Write the material out again, line by line, exactly as it is.

>> Start

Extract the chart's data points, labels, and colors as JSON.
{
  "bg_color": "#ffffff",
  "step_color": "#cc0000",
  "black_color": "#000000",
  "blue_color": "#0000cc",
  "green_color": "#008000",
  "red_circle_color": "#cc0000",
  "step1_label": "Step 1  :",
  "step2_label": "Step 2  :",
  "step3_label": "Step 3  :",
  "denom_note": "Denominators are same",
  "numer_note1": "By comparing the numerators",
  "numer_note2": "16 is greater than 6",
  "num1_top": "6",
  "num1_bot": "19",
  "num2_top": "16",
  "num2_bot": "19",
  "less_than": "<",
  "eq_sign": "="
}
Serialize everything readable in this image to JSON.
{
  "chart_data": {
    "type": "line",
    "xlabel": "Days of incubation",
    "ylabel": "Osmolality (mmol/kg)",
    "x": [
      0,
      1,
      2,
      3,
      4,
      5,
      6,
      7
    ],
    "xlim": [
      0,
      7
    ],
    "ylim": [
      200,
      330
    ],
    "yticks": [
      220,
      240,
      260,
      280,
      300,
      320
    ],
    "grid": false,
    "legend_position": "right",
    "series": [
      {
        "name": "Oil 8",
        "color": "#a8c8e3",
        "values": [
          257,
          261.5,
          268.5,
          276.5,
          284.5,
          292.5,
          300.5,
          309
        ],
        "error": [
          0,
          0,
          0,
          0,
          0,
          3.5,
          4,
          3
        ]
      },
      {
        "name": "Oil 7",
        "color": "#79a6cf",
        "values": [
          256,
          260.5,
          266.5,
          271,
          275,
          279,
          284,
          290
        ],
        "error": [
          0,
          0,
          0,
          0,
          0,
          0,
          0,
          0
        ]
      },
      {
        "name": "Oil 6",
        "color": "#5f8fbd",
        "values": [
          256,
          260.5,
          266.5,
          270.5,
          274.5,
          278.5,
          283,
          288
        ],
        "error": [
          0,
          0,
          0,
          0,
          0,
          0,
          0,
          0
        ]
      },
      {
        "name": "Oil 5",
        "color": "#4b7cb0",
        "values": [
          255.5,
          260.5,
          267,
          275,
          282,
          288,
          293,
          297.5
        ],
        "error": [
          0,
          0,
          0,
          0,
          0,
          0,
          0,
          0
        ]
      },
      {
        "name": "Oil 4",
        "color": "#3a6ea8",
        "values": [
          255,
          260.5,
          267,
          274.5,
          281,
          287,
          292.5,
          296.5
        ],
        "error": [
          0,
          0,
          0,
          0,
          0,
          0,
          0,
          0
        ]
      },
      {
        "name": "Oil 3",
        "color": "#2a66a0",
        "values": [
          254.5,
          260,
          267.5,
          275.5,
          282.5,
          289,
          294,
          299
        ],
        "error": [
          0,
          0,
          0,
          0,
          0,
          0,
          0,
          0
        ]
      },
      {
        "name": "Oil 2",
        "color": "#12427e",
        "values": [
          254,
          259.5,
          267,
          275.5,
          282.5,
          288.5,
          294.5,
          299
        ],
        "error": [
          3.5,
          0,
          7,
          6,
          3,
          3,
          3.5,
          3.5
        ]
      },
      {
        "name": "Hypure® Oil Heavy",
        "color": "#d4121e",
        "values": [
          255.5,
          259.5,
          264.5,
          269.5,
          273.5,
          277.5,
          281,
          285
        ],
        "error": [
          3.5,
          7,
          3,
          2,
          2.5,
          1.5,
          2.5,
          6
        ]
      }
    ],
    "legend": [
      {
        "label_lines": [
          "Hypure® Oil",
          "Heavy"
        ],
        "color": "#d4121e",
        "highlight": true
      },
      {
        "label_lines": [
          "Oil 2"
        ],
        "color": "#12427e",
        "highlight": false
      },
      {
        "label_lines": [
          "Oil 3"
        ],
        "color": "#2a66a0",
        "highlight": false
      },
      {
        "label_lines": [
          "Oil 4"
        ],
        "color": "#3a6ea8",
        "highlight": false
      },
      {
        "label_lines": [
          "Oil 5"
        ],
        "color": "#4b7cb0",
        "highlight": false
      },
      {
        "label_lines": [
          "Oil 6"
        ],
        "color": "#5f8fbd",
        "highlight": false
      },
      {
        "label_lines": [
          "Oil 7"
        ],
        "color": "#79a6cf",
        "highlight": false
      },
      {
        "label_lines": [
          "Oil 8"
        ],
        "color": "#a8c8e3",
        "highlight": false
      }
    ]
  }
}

>> End

FINAL ANSWER
Extract the chart's data points, labels, and colors as JSON.
{
  "bg_color": "#ffffff",
  "step_color": "#cc0000",
  "black_color": "#000000",
  "blue_color": "#0000cc",
  "green_color": "#008000",
  "red_circle_color": "#cc0000",
  "step1_label": "Step 1  :",
  "step2_label": "Step 2  :",
  "step3_label": "Step 3  :",
  "denom_note": "Denominators are same",
  "numer_note1": "By comparing the numerators",
  "numer_note2": "16 is greater than 6",
  "num1_top": "6",
  "num1_bot": "19",
  "num2_top": "16",
  "num2_bot": "19",
  "less_than": "<",
  "eq_sign": "="
}
Serialize everything readable in this image to JSON.
{
  "chart_data": {
    "type": "line",
    "xlabel": "Days of incubation",
    "ylabel": "Osmolality (mmol/kg)",
    "x": [
      0,
      1,
      2,
      3,
      4,
      5,
      6,
      7
    ],
    "xlim": [
      0,
      7
    ],
    "ylim": [
      200,
      330
    ],
    "yticks": [
      220,
      240,
      260,
      280,
      300,
      320
    ],
    "grid": false,
    "legend_position": "right",
    "series": [
      {
        "name": "Oil 8",
        "color": "#a8c8e3",
        "values": [
          257,
          261.5,
          268.5,
          276.5,
          284.5,
          292.5,
          300.5,
          309
        ],
        "error": [
          0,
          0,
          0,
          0,
          0,
          3.5,
          4,
          3
        ]
      },
      {
        "name": "Oil 7",
        "color": "#79a6cf",
        "values": [
          256,
          260.5,
          266.5,
          271,
          275,
          279,
          284,
          290
        ],
        "error": [
          0,
          0,
          0,
          0,
          0,
          0,
          0,
          0
        ]
      },
      {
        "name": "Oil 6",
        "color": "#5f8fbd",
        "values": [
          256,
          260.5,
          266.5,
          270.5,
          274.5,
          278.5,
          283,
          288
        ],
        "error": [
          0,
          0,
          0,
          0,
          0,
          0,
          0,
          0
        ]
      },
      {
        "name": "Oil 5",
        "color": "#4b7cb0",
        "values": [
          255.5,
          260.5,
          267,
          275,
          282,
          288,
          293,
          297.5
        ],
        "error": [
          0,
          0,
          0,
          0,
          0,
          0,
          0,
          0
        ]
      },
      {
        "name": "Oil 4",
        "color": "#3a6ea8",
        "values": [
          255,
          260.5,
          267,
          274.5,
          281,
          287,
          292.5,
          296.5
        ],
        "error": [
          0,
          0,
          0,
          0,
          0,
          0,
          0,
          0
        ]
      },
      {
        "name": "Oil 3",
        "color": "#2a66a0",
        "values": [
          254.5,
          260,
          267.5,
          275.5,
          282.5,
          289,
          294,
          299
        ],
        "error": [
          0,
          0,
          0,
          0,
          0,
          0,
          0,
          0
        ]
      },
      {
        "name": "Oil 2",
        "color": "#12427e",
        "values": [
          254,
          259.5,
          267,
          275.5,
          282.5,
          288.5,
          294.5,
          299
        ],
        "error": [
          3.5,
          0,
          7,
          6,
          3,
          3,
          3.5,
          3.5
        ]
      },
      {
        "name": "Hypure® Oil Heavy",
        "color": "#d4121e",
        "values": [
          255.5,
          259.5,
          264.5,
          269.5,
          273.5,
          277.5,
          281,
          285
        ],
        "error": [
          3.5,
          7,
          3,
          2,
          2.5,
          1.5,
          2.5,
          6
        ]
      }
    ],
    "legend": [
      {
        "label_lines": [
          "Hypure® Oil",
          "Heavy"
        ],
        "color": "#d4121e",
        "highlight": true
      },
      {
        "label_lines": [
          "Oil 2"
        ],
        "color": "#12427e",
        "highlight": false
      },
      {
        "label_lines": [
          "Oil 3"
        ],
        "color": "#2a66a0",
        "highlight": false
      },
      {
        "label_lines": [
          "Oil 4"
        ],
        "color": "#3a6ea8",
        "highlight": false
      },
      {
        "label_lines": [
          "Oil 5"
        ],
        "color": "#4b7cb0",
        "highlight": false
      },
      {
        "label_lines": [
          "Oil 6"
        ],
        "color": "#5f8fbd",
        "highlight": false
      },
      {
        "label_lines": [
          "Oil 7"
        ],
        "color": "#79a6cf",
        "highlight": false
      },
      {
        "label_lines": [
          "Oil 8"
        ],
        "color": "#a8c8e3",
        "highlight": false
      }
    ]
  }
}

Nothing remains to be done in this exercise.